#### [Stated goal a]
In the passage on the atmospheric and vacuum towers, through which line is heavy naphtha withdrawn from the atmospheric tower?

In the atmospheric tower 82, the hydrotreated, light oil liquid
from the oil line 242 can be separated into factions of light and
intermediate naphtha, heavy naphtha, light distillate,
mid-distillate, light atmospheric gas oil, and atmospheric
hydrotreated resid oil. Light and intermediate naphtha can be
withdrawn from the atmospheric tower through an unstable naphtha
line 152. Heavy naphtha can be withdrawn from the atmospheric tower
82 through a heavy naphtha line 246. Light distillate can be
withdrawn from the atmospheric tower through a light distillate
line 154. Mid-distillates can be withdrawn from the atmospheric
tower through a mid-distillate line 250. Light gas oil can be
withdrawn from the atmospheric tower through a light atmospheric
gas oil line 156. Heavy gas oil is discharged from the bottom
portion of the atmospheric tower through the heavy gas oil line 254
and further upgraded the catalytic feed hydrotreating unit 162
before being processed in the FCCU 34 (FIG. 4).
Accordingly, with solvent extractor unit 170 deasphalting the
liquid effluent from the high temperature flash drum 214, the
atmospheric tower 82 does not receive any components that are not
distillable. Therefore, the liquid throughput of the atmospheric
tower is reduced and the tower is less susceptible to fouling.
In vacuum tower 84, additional virgin atmospheric tower bottoms can
be separated into gases, vacuum naphtha, light vacuum gas oil,
heavy vacuum gas oil, and hydrotreated, vacuum resid oil or vacuum
resid. The gases are withdrawn from the vacuum tower 84 through an
overhead vacuum gas line 262. Vacuum naphtha can be withdrawn from
the vacuum tower through a vacuum naphtha line 264. Light vacuum
gas oil (LVGO) can be withdrawn from the vacuum tower through a
light vacuum gas oil line 158. Heavy vacuum gas oil (HVGO) can be
withdrawn from the vacuum tower through a heavy vacuum gas oil line
268. Vacuum resid oil (vacuum resid) is withdrawn from the bottom
of the vacuum tower 84 through a RHU vacuum tower bottoms line 160.

#### [Stated goal b]
Please copy the rows below, from the line with "point-icon[interactable] [3, 387, 23, 406]" up to and including the line with "move-icon[interactable] [1343, 211, 1363, 230]", without any changes.

#### [Given data]
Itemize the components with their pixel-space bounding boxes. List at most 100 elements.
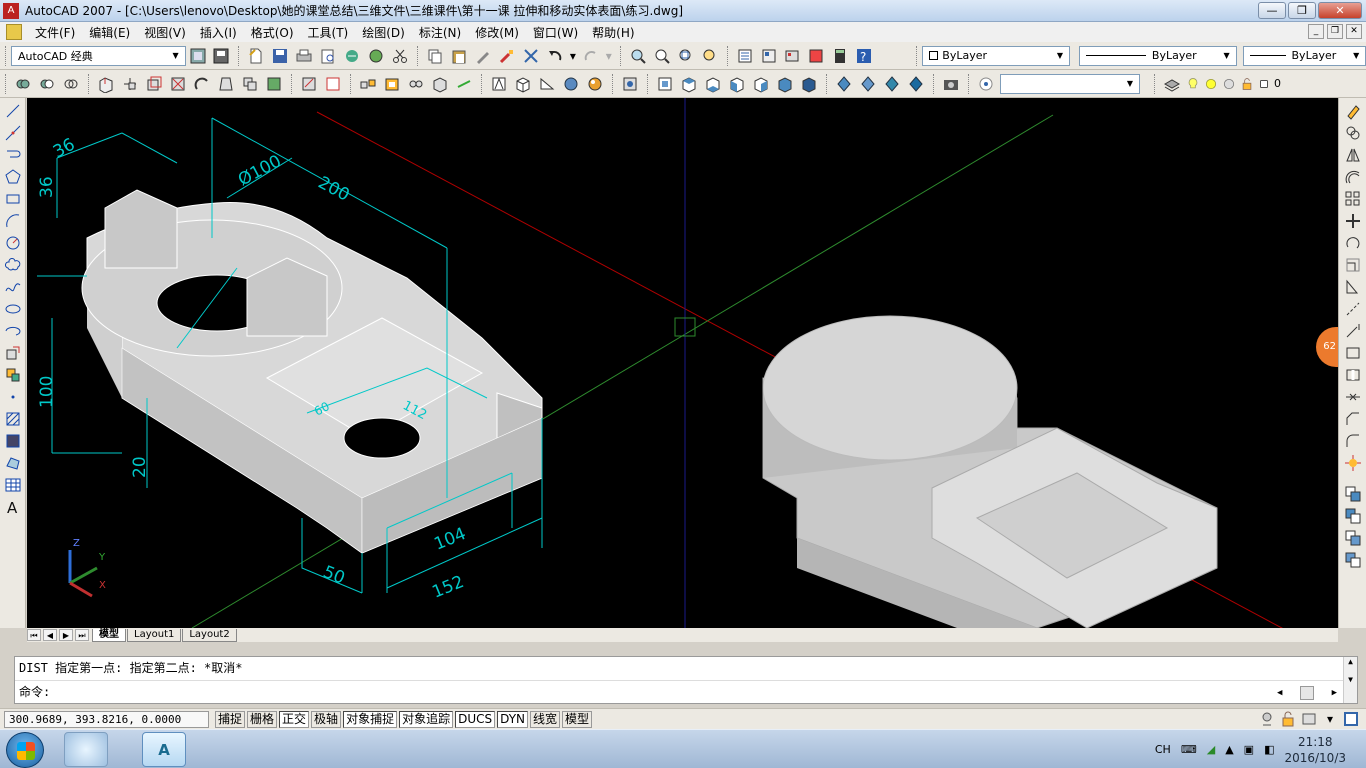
point-icon[interactable] [3, 387, 23, 406]
autocad-app-icon[interactable]: A [3, 2, 19, 19]
named-views-icon[interactable] [655, 74, 675, 94]
copy-icon[interactable] [425, 46, 445, 66]
redo-icon[interactable] [581, 46, 601, 66]
keyboard-icon[interactable]: ⌨ [1181, 743, 1197, 756]
back-view-icon[interactable] [799, 74, 819, 94]
clean-icon[interactable] [323, 74, 343, 94]
taskbar-app-media[interactable] [64, 732, 108, 767]
camera-icon[interactable] [941, 74, 961, 94]
intersect-icon[interactable] [61, 74, 81, 94]
shell-icon[interactable] [382, 74, 402, 94]
plane-icon[interactable] [454, 74, 474, 94]
print-icon[interactable] [294, 46, 314, 66]
separate-icon[interactable] [358, 74, 378, 94]
polar-toggle[interactable]: 极轴 [311, 710, 342, 728]
close-button[interactable]: ✕ [1318, 2, 1362, 19]
last-tab-icon[interactable]: ⏭ [75, 629, 89, 641]
layer-lock-icon[interactable] [1240, 74, 1254, 94]
chamfer-icon[interactable] [1343, 409, 1363, 428]
erase-icon[interactable] [1343, 101, 1363, 120]
left-view-icon[interactable] [727, 74, 747, 94]
snap-toggle[interactable]: 捕捉 [215, 710, 246, 728]
zoom-previous-icon[interactable] [700, 46, 720, 66]
right-view-icon[interactable] [751, 74, 771, 94]
tool-palettes-icon[interactable] [782, 46, 802, 66]
linetype-combo[interactable]: ByLayer ▼ [1078, 45, 1237, 66]
menu-format[interactable]: 格式(O) [244, 24, 301, 41]
sw-iso-icon[interactable] [834, 74, 854, 94]
menu-edit[interactable]: 编辑(E) [82, 24, 137, 41]
paste-icon[interactable] [449, 46, 469, 66]
move-icon[interactable] [1343, 211, 1363, 230]
menu-draw[interactable]: 绘图(D) [355, 24, 412, 41]
maximize-button[interactable]: ❐ [1288, 2, 1316, 19]
coordinate-display[interactable]: 300.9689, 393.8216, 0.0000 [4, 710, 209, 728]
undo-dropdown-icon[interactable]: ▾ [569, 46, 577, 66]
menu-tools[interactable]: 工具(T) [301, 24, 356, 41]
lineweight-toggle[interactable]: 线宽 [530, 710, 561, 728]
construction-line-icon[interactable] [3, 123, 23, 142]
comm-center-icon[interactable] [1258, 711, 1276, 727]
new-file-icon[interactable] [246, 46, 266, 66]
polygon-icon[interactable] [3, 167, 23, 186]
dyn-toggle[interactable]: DYN [497, 710, 529, 728]
menu-modify[interactable]: 修改(M) [468, 24, 526, 41]
table-icon[interactable] [3, 475, 23, 494]
document-icon[interactable] [6, 24, 22, 40]
nw-iso-icon[interactable] [906, 74, 926, 94]
insert-block-icon[interactable] [3, 343, 23, 362]
command-prompt[interactable]: 命令: [15, 680, 1357, 703]
box-icon[interactable] [430, 74, 450, 94]
layer-color-icon[interactable] [1258, 74, 1270, 94]
copy-faces-icon[interactable] [240, 74, 260, 94]
block-editor-icon[interactable] [497, 46, 517, 66]
status-menu-icon[interactable]: ▾ [1321, 711, 1339, 727]
render-sphere-icon[interactable] [585, 74, 605, 94]
menu-help[interactable]: 帮助(H) [585, 24, 641, 41]
help-icon[interactable]: ? [854, 46, 874, 66]
redo-dropdown-icon[interactable]: ▾ [605, 46, 613, 66]
front-view-icon[interactable] [775, 74, 795, 94]
start-button[interactable] [6, 732, 44, 768]
spline-icon[interactable] [3, 277, 23, 296]
minimize-button[interactable]: — [1258, 2, 1286, 19]
volume-icon[interactable]: ◧ [1264, 743, 1274, 756]
union-icon[interactable] [13, 74, 33, 94]
prev-tab-icon[interactable]: ◀ [43, 629, 57, 641]
calculator-icon[interactable] [830, 46, 850, 66]
scale-icon[interactable] [1343, 255, 1363, 274]
tab-model[interactable]: 模型 [92, 628, 126, 642]
menu-insert[interactable]: 插入(I) [193, 24, 244, 41]
publish-icon[interactable] [342, 46, 362, 66]
circle-icon[interactable] [3, 233, 23, 252]
command-scrollbar[interactable]: ▲ ▼ [1343, 657, 1357, 703]
doc-minimize-button[interactable]: _ [1308, 24, 1324, 39]
break-icon[interactable] [1343, 365, 1363, 384]
color-combo[interactable]: ByLayer ▼ [922, 45, 1070, 66]
arc-icon[interactable] [3, 211, 23, 230]
taper-faces-icon[interactable] [216, 74, 236, 94]
ellipse-arc-icon[interactable] [3, 321, 23, 340]
tab-layout1[interactable]: Layout1 [127, 628, 182, 642]
zoom-realtime-icon[interactable] [652, 46, 672, 66]
draw-order-icon[interactable] [1343, 484, 1363, 503]
taskbar-app-autocad[interactable]: A [142, 732, 186, 767]
gradient-icon[interactable] [3, 431, 23, 450]
input-language[interactable]: CH [1155, 743, 1171, 756]
layer-freeze-icon[interactable] [1204, 74, 1218, 94]
taskbar-clock[interactable]: 21:18 2016/10/3 [1284, 734, 1346, 766]
stretch-icon[interactable] [1343, 277, 1363, 296]
sphere-icon[interactable] [561, 74, 581, 94]
layer-manager-icon[interactable] [1162, 74, 1182, 94]
tray-expand-icon[interactable]: ▲ [1225, 743, 1233, 756]
annotate-icon[interactable] [489, 74, 509, 94]
tab-layout2[interactable]: Layout2 [182, 628, 237, 642]
sheet-set-icon[interactable] [806, 46, 826, 66]
bring-to-front-icon[interactable] [1343, 550, 1363, 569]
pan-icon[interactable] [628, 46, 648, 66]
imprint-icon[interactable] [299, 74, 319, 94]
rotate-icon[interactable] [1343, 233, 1363, 252]
layer-name[interactable]: 0 [1274, 77, 1281, 90]
osnap-toggle[interactable]: 对象捕捉 [343, 710, 398, 728]
lineweight-combo[interactable]: ByLayer ▼ [1242, 45, 1366, 66]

#### [Exercise solution a]
Heavy naphtha line 246.

#### [Exercise solution b]
point-icon[interactable] [3, 387, 23, 406]
autocad-app-icon[interactable]: A [3, 2, 19, 19]
named-views-icon[interactable] [655, 74, 675, 94]
copy-icon[interactable] [425, 46, 445, 66]
redo-icon[interactable] [581, 46, 601, 66]
keyboard-icon[interactable]: ⌨ [1181, 743, 1197, 756]
back-view-icon[interactable] [799, 74, 819, 94]
clean-icon[interactable] [323, 74, 343, 94]
taskbar-app-media[interactable] [64, 732, 108, 767]
camera-icon[interactable] [941, 74, 961, 94]
intersect-icon[interactable] [61, 74, 81, 94]
shell-icon[interactable] [382, 74, 402, 94]
plane-icon[interactable] [454, 74, 474, 94]
print-icon[interactable] [294, 46, 314, 66]
separate-icon[interactable] [358, 74, 378, 94]
polar-toggle[interactable]: 极轴 [311, 710, 342, 728]
close-button[interactable]: ✕ [1318, 2, 1362, 19]
last-tab-icon[interactable]: ⏭ [75, 629, 89, 641]
layer-lock-icon[interactable] [1240, 74, 1254, 94]
chamfer-icon[interactable] [1343, 409, 1363, 428]
erase-icon[interactable] [1343, 101, 1363, 120]
left-view-icon[interactable] [727, 74, 747, 94]
snap-toggle[interactable]: 捕捉 [215, 710, 246, 728]
zoom-previous-icon[interactable] [700, 46, 720, 66]
right-view-icon[interactable] [751, 74, 771, 94]
tool-palettes-icon[interactable] [782, 46, 802, 66]
linetype-combo[interactable]: ByLayer ▼ [1078, 45, 1237, 66]
menu-format[interactable]: 格式(O) [244, 24, 301, 41]
sw-iso-icon[interactable] [834, 74, 854, 94]
menu-edit[interactable]: 编辑(E) [82, 24, 137, 41]
paste-icon[interactable] [449, 46, 469, 66]
move-icon[interactable] [1343, 211, 1363, 230]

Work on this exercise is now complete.